**EXERCISE OBJECTIVE:** Scan the records and identify every line in which the string "badge" occurs, then return those lines.

---------- DATA PROVIDED

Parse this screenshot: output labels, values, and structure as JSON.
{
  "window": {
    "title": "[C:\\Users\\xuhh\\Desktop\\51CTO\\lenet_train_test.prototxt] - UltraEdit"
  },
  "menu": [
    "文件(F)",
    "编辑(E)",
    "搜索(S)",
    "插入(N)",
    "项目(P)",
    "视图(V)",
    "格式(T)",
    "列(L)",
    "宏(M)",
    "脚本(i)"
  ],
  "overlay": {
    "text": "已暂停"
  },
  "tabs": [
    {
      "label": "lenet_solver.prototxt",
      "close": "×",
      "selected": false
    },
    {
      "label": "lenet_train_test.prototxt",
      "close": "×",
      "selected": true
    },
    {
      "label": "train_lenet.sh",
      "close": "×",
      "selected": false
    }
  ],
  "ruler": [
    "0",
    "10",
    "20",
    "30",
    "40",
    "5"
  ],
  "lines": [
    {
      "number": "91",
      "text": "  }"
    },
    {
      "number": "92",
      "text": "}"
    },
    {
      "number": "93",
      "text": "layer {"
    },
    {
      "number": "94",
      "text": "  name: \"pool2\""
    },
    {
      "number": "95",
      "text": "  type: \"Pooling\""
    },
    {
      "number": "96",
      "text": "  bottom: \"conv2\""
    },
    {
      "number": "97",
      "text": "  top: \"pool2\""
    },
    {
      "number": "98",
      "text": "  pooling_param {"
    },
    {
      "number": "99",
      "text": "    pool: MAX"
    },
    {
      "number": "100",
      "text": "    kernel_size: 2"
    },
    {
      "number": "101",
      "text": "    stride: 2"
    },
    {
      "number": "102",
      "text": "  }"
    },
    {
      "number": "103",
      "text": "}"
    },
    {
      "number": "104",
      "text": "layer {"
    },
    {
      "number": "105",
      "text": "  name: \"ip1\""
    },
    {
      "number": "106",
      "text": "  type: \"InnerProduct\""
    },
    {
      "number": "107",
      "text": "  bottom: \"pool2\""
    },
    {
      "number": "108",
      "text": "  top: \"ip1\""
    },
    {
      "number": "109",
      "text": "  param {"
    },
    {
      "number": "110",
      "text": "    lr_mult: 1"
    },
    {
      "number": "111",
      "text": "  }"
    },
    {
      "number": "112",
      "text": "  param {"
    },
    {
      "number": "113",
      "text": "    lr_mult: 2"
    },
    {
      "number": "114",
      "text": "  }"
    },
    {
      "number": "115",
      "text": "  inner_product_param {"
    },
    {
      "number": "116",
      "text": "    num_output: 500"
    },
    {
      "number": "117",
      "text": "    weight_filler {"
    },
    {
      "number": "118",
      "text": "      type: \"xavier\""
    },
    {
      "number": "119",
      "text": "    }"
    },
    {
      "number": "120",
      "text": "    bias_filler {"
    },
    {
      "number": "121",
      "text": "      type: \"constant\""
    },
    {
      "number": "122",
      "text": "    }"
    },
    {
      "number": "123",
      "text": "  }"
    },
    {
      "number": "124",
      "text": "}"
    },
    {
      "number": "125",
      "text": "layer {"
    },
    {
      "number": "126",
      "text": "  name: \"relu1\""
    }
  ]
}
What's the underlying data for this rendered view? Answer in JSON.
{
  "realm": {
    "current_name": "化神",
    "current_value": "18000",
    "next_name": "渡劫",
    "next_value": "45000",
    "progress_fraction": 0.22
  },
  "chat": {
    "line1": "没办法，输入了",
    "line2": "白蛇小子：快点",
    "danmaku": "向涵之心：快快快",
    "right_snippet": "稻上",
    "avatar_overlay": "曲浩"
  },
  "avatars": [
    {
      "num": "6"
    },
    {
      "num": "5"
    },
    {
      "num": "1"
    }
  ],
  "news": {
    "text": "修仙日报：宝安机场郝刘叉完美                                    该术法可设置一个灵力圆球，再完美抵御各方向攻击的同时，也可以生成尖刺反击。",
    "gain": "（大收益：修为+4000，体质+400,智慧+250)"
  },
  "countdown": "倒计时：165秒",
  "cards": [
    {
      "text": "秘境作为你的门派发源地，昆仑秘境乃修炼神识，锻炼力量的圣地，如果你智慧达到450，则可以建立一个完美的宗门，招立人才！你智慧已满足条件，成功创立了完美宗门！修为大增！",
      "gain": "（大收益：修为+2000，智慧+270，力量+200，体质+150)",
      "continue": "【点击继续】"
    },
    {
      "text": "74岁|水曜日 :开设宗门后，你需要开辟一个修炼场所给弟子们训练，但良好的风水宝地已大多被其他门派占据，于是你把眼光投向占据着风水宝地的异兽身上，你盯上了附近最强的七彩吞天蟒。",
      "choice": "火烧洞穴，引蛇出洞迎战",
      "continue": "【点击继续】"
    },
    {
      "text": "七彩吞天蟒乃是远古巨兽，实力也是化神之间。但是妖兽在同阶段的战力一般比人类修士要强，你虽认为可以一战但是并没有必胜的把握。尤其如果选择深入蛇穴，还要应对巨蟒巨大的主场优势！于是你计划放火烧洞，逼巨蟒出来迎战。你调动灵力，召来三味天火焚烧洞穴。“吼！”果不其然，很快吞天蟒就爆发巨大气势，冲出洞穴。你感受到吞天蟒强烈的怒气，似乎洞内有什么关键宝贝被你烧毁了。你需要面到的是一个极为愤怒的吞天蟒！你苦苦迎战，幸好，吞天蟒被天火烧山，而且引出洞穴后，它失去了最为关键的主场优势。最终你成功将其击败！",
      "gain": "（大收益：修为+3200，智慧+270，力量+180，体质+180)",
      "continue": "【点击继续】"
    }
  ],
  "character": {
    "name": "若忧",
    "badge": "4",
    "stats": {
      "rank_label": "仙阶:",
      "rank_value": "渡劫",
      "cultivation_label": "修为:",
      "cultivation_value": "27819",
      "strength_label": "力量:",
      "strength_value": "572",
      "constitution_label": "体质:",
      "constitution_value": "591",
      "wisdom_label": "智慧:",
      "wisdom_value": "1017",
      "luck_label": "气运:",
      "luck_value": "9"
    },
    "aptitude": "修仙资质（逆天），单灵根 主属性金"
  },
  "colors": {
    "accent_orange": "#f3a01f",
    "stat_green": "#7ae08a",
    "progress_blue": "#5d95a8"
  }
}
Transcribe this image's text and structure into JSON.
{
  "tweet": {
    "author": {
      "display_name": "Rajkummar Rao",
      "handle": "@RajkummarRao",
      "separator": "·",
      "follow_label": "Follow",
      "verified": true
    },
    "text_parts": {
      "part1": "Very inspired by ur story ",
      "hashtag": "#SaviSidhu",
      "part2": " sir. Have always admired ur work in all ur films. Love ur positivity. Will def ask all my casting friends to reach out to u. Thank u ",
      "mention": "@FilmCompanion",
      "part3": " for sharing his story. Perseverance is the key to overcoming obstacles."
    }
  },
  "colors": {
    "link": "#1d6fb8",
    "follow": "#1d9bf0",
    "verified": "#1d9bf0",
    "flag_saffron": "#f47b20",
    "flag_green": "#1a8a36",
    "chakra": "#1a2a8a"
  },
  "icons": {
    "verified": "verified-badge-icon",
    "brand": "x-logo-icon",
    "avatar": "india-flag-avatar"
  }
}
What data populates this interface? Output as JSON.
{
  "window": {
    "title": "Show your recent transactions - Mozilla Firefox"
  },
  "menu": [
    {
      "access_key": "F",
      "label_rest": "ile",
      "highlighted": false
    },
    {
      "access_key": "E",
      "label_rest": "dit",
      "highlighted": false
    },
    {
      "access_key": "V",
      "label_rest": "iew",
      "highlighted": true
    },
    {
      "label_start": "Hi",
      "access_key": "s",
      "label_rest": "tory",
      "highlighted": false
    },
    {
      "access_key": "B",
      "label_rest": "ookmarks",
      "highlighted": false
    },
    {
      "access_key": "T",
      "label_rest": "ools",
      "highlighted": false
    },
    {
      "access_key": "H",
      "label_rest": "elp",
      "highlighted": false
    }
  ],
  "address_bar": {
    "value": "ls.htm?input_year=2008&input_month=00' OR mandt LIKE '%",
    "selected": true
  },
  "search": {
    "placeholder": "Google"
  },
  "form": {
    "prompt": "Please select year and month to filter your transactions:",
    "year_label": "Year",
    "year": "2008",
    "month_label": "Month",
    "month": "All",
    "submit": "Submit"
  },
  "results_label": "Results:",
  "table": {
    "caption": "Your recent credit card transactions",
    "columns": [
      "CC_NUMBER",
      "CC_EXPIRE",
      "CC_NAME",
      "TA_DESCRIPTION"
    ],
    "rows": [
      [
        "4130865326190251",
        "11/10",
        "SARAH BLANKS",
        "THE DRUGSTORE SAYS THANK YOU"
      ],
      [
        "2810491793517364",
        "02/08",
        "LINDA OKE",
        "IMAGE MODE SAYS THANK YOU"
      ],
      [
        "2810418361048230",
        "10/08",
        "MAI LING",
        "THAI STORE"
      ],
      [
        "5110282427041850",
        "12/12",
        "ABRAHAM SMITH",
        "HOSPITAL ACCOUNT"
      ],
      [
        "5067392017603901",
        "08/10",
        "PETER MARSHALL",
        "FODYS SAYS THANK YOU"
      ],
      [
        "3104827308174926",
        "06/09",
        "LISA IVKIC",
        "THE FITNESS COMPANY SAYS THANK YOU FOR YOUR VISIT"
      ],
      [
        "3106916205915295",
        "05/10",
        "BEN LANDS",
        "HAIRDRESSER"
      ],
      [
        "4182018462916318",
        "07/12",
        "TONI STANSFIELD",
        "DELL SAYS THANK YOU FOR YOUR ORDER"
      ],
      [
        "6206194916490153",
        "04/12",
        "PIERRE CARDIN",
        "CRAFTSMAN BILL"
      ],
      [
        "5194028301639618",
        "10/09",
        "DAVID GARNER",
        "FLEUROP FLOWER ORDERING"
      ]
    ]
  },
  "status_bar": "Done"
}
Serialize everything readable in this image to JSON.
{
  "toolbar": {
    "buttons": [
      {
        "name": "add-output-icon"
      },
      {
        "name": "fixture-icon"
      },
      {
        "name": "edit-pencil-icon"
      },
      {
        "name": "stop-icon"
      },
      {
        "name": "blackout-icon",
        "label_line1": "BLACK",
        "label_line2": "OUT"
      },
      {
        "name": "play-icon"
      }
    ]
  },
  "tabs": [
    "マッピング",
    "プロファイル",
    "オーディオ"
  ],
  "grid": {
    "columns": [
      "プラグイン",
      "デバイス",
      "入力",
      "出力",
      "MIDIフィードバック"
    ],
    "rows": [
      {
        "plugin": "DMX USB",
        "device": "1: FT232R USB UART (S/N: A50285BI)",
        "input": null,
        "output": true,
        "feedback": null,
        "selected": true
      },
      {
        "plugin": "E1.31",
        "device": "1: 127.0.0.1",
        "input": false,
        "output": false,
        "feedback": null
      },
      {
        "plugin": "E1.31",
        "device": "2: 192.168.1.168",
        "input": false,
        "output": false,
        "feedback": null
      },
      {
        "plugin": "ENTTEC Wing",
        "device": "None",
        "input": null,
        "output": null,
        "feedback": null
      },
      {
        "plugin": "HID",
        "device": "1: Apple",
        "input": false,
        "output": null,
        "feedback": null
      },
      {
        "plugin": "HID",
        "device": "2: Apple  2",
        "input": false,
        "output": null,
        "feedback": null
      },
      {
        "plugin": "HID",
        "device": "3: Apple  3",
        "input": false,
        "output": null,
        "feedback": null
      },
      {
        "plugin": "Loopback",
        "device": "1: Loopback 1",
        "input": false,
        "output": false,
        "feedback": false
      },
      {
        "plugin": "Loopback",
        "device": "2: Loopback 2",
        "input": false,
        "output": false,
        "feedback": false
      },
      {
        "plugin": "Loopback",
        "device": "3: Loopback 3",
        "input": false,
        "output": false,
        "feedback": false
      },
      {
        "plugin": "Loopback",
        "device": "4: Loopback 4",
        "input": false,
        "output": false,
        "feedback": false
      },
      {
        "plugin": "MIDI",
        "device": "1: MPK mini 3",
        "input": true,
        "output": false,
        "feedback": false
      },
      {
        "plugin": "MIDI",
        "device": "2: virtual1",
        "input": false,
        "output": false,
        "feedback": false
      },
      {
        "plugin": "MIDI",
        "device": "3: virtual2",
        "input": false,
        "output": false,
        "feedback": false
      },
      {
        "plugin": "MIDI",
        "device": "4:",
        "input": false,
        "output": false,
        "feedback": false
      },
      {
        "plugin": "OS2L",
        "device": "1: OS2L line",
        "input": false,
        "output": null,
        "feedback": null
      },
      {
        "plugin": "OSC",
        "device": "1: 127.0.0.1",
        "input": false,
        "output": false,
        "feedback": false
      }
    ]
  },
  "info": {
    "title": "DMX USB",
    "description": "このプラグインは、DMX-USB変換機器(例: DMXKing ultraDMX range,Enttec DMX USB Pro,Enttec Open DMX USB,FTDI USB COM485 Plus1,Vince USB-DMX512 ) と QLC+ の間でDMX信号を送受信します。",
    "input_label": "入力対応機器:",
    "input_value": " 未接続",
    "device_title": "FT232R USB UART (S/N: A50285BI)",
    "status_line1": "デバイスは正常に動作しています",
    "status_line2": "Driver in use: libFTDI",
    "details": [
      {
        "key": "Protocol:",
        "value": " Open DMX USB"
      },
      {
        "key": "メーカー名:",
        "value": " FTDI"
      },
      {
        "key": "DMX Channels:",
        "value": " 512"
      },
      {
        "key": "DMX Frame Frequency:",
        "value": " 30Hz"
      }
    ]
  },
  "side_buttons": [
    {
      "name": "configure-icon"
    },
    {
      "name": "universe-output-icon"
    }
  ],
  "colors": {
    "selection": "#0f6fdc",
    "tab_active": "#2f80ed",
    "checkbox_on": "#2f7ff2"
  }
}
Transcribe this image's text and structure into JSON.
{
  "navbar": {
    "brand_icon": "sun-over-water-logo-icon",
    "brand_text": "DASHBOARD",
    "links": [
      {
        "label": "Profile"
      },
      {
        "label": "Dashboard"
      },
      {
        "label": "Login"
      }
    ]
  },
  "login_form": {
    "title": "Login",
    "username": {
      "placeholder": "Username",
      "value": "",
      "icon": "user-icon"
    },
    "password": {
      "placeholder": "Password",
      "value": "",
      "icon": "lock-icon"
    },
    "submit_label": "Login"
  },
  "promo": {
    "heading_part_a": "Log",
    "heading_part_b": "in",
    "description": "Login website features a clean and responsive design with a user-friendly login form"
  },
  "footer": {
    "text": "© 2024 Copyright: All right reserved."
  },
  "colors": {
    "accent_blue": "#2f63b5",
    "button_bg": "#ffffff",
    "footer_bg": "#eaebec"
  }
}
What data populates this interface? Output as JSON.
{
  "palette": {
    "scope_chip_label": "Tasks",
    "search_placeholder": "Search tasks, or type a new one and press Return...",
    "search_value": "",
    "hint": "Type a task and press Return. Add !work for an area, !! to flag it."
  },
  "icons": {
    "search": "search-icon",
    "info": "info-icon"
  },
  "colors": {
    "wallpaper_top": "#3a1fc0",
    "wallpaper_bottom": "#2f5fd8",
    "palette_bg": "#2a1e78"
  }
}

--------------------

**REPLY TO THE TASK:**
    "badge": "4",
    "verified": "verified-badge-icon",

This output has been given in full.